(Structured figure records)
━━━━━━━━━━

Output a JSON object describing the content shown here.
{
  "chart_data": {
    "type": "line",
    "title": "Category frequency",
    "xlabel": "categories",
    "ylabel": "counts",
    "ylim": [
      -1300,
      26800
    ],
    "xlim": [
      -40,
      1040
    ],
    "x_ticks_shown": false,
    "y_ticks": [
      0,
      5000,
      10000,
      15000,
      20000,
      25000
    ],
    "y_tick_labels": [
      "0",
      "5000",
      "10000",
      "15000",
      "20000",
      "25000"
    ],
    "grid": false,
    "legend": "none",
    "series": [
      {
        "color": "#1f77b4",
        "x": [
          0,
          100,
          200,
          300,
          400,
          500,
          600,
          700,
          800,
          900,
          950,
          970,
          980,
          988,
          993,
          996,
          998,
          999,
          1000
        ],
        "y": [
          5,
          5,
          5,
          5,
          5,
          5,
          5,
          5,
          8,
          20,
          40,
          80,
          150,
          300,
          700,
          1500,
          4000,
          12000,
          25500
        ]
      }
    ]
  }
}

━━━━━━━━━━

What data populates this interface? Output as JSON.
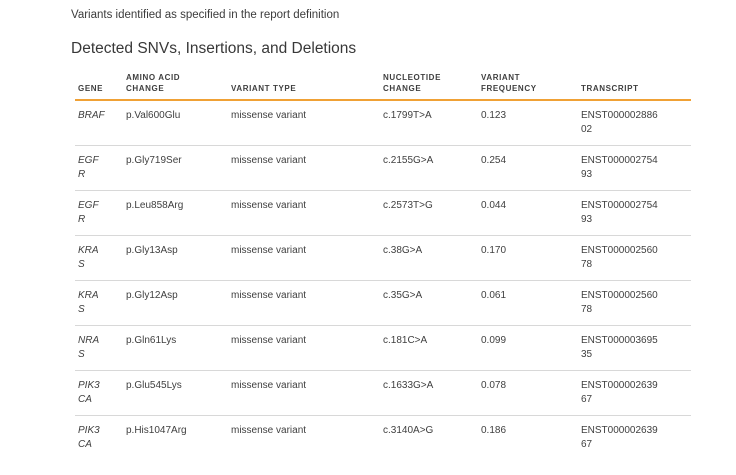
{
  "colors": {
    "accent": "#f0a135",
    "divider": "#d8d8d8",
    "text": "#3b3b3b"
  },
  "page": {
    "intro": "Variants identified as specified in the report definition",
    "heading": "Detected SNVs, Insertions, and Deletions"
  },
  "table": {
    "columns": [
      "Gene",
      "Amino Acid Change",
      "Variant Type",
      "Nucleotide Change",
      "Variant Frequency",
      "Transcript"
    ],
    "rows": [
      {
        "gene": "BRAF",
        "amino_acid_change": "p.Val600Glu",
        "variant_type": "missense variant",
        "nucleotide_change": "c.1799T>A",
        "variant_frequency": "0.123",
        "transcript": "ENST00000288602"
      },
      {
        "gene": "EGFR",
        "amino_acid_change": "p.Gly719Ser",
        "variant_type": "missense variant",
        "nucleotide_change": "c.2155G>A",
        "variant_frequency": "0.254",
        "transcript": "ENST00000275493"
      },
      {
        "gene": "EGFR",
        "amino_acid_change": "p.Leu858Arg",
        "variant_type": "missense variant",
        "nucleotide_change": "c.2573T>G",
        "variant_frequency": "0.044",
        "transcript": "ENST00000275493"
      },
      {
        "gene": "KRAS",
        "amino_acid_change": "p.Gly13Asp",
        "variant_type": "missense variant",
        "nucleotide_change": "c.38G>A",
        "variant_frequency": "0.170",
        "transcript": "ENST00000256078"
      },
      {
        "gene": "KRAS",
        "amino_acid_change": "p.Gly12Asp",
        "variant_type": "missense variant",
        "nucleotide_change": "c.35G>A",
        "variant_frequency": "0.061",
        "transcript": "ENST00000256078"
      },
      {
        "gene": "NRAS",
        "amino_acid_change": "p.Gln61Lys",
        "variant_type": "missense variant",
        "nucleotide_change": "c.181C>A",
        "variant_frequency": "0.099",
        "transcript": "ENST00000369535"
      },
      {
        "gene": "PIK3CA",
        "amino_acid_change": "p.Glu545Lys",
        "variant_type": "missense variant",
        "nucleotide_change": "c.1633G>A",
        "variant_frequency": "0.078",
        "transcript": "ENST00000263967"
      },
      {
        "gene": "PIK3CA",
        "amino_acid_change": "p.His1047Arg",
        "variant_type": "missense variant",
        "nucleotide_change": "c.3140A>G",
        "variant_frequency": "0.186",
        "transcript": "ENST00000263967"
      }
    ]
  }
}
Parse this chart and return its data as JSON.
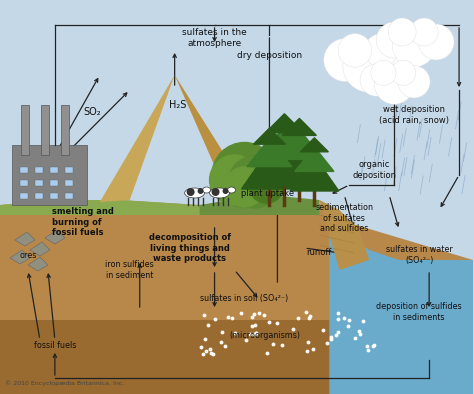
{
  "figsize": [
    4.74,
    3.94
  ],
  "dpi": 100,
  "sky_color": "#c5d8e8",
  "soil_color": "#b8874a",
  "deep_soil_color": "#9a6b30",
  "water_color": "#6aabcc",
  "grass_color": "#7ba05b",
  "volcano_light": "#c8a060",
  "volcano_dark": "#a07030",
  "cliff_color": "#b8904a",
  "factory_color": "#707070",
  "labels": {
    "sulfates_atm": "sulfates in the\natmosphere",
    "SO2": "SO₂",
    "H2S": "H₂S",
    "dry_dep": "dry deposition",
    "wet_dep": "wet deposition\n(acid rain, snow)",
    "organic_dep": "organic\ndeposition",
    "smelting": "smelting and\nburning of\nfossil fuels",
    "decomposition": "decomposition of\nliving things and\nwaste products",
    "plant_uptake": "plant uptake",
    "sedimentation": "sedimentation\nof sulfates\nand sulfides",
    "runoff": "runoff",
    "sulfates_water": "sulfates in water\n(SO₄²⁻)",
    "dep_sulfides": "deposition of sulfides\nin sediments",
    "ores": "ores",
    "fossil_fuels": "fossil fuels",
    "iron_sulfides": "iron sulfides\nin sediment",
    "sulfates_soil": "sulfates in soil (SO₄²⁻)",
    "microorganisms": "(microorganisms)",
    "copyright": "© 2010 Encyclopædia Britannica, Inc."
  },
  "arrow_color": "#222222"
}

━━━━━━━━━━

▸ INSTRUCTIONS FOR THE TASK
How many of the lines above hold "SO₄²"? Answer with only the number.

▸ RESULT
2